Work to complete: Gather all lines in the entries that include the word "auch".

[start Excerpted records]

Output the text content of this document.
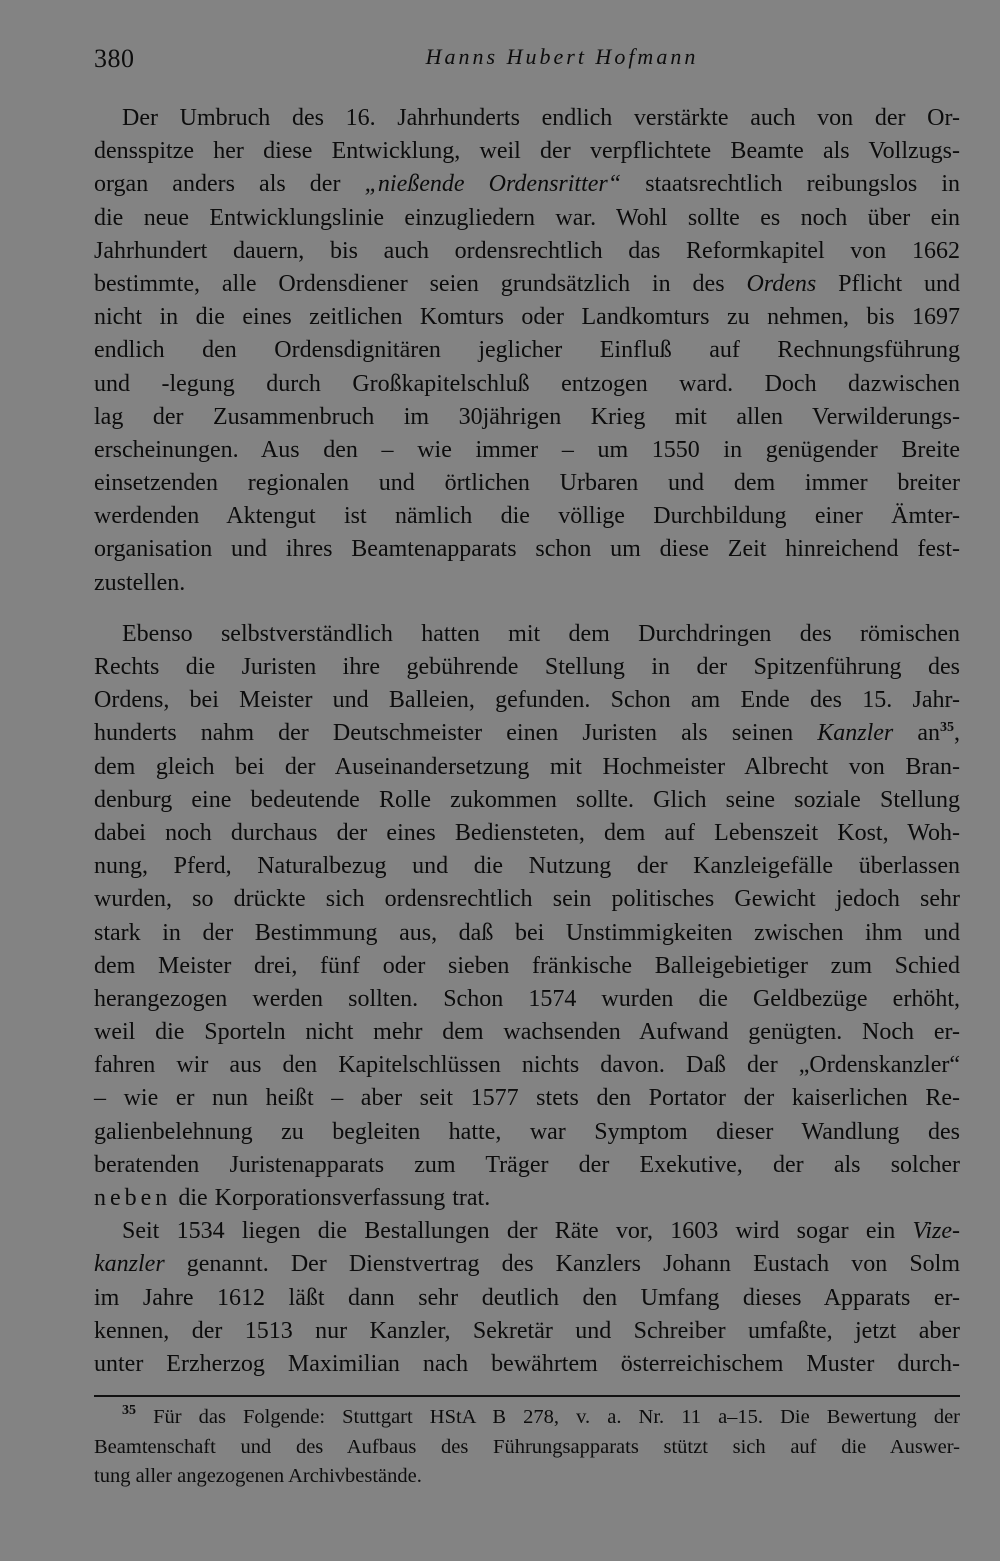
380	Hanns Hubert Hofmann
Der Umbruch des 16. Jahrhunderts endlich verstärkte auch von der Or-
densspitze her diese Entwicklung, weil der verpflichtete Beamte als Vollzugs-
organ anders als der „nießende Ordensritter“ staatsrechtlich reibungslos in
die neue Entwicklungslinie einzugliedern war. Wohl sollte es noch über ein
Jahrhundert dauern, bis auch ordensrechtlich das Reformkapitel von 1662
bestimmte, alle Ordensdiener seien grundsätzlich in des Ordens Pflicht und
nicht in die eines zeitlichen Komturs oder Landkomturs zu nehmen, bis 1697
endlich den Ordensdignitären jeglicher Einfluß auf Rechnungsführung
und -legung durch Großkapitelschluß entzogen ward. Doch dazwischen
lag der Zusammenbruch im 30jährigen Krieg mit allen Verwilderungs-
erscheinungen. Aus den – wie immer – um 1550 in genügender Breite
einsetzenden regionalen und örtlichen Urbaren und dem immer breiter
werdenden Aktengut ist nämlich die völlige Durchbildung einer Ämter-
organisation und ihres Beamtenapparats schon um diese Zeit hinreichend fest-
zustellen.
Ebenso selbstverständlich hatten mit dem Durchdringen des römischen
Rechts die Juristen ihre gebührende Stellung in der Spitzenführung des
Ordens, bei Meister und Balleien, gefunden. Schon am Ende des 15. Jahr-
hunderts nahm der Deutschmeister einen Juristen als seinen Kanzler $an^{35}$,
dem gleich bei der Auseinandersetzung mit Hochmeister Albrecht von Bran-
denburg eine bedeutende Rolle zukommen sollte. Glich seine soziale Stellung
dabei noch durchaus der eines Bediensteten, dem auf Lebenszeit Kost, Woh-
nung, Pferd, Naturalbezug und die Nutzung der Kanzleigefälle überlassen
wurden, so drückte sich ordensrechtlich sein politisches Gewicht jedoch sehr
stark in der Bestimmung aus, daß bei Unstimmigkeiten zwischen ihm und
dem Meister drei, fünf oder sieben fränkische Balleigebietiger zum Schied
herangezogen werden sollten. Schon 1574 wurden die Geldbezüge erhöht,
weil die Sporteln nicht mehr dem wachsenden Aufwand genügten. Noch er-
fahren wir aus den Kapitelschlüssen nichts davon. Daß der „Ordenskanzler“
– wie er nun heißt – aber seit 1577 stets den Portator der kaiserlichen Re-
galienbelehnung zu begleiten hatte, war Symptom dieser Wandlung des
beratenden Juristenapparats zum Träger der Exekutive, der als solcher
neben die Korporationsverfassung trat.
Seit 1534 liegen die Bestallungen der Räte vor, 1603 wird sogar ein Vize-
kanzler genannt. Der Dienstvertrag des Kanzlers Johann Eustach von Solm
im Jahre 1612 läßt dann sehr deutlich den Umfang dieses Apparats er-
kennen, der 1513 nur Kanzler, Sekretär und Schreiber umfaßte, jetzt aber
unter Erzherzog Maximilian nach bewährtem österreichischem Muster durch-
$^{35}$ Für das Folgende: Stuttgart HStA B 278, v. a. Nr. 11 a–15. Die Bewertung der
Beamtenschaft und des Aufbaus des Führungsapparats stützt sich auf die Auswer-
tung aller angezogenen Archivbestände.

[end Excerpted records]

Full response:
Der Umbruch des 16. Jahrhunderts endlich verstärkte auch von der Or-
Jahrhundert dauern, bis auch ordensrechtlich das Reformkapitel von 1662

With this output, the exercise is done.